- **YOUR INSTRUCTIONS**:
Keep only the lines that hold the string "object", filtering out the rest of the entries below.

Extracted data entries:

┌──

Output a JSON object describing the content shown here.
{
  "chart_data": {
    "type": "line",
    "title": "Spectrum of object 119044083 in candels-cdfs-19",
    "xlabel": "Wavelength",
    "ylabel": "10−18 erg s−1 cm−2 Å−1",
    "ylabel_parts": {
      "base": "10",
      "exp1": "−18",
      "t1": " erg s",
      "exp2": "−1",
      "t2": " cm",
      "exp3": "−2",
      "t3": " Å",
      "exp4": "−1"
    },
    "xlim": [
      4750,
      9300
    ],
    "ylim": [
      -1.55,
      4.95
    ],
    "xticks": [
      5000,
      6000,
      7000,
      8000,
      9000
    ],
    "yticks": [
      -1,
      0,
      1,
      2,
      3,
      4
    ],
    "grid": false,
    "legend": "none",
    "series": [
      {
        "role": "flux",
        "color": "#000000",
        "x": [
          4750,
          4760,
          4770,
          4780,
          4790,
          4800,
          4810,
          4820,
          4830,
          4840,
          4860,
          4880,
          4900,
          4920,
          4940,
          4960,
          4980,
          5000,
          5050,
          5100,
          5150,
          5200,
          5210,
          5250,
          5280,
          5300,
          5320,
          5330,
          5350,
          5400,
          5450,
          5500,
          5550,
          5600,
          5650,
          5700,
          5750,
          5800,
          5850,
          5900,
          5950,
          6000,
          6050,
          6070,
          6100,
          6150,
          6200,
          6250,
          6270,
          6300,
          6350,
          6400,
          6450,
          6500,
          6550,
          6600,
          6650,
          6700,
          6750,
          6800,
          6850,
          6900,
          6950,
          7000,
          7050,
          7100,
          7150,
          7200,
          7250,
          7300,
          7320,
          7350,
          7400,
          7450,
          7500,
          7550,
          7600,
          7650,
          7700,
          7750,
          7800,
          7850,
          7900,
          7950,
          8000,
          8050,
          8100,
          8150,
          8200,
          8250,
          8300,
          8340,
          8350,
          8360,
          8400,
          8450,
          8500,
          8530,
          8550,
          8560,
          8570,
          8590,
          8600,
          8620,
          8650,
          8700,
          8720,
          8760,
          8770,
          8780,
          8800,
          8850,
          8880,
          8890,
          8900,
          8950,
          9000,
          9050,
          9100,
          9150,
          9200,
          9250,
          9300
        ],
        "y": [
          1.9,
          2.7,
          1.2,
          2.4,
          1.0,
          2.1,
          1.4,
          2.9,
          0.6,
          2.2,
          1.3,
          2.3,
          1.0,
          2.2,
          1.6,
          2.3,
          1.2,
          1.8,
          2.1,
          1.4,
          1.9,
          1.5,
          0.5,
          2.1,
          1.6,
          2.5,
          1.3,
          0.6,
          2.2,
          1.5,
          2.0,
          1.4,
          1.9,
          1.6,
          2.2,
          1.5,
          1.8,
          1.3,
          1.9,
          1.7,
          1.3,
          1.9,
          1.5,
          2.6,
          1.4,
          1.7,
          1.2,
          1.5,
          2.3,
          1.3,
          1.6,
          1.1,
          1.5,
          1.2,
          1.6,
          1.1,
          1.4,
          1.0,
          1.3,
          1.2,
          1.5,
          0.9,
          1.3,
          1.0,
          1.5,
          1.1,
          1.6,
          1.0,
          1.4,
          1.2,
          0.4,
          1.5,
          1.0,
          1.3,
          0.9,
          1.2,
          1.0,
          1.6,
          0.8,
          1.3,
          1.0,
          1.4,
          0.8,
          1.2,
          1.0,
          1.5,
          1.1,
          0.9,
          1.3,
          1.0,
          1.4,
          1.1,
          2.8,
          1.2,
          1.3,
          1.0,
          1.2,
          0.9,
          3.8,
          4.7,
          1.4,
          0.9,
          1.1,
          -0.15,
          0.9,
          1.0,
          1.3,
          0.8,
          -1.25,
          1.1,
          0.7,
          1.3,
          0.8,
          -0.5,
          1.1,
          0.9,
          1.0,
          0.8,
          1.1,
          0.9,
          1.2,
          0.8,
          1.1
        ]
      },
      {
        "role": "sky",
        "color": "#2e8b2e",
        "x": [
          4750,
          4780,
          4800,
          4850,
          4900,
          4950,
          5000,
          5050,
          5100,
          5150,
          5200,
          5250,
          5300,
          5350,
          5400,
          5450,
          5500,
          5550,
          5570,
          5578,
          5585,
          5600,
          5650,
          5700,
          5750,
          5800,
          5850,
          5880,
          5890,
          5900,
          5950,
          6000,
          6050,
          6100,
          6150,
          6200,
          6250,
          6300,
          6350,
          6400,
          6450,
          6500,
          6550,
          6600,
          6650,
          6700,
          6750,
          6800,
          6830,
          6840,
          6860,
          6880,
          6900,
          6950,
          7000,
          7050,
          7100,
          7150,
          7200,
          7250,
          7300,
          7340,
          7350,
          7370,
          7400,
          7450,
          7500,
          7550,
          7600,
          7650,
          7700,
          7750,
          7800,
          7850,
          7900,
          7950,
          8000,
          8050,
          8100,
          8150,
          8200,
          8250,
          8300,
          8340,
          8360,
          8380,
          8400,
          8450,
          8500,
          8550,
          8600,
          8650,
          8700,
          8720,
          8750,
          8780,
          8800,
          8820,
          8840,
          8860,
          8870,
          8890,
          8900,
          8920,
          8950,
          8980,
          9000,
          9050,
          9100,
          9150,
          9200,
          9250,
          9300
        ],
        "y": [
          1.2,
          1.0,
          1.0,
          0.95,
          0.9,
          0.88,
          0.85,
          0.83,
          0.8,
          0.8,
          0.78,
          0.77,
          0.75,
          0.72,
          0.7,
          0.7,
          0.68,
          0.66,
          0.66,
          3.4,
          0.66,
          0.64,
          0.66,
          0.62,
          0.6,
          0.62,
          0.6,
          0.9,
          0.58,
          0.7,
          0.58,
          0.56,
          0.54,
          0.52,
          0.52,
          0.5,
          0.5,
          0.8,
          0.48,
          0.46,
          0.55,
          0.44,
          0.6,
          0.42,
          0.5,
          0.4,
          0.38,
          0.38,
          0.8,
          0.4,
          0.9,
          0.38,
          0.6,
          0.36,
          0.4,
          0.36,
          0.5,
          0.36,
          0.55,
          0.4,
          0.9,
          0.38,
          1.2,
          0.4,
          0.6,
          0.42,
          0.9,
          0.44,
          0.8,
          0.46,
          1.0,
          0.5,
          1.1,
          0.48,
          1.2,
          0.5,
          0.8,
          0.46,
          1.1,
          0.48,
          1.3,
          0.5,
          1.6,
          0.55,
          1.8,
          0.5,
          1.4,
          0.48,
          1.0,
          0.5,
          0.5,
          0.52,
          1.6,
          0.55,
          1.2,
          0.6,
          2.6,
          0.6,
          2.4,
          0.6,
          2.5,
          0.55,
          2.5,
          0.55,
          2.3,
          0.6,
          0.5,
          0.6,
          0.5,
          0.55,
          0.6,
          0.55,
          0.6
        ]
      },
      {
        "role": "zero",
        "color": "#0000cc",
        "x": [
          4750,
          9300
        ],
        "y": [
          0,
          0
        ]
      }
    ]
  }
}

└──

- **SOLUTION FOR THIS EXERCISE**:
Output a JSON object describing the content shown here.
    "title": "Spectrum of object 119044083 in candels-cdfs-19",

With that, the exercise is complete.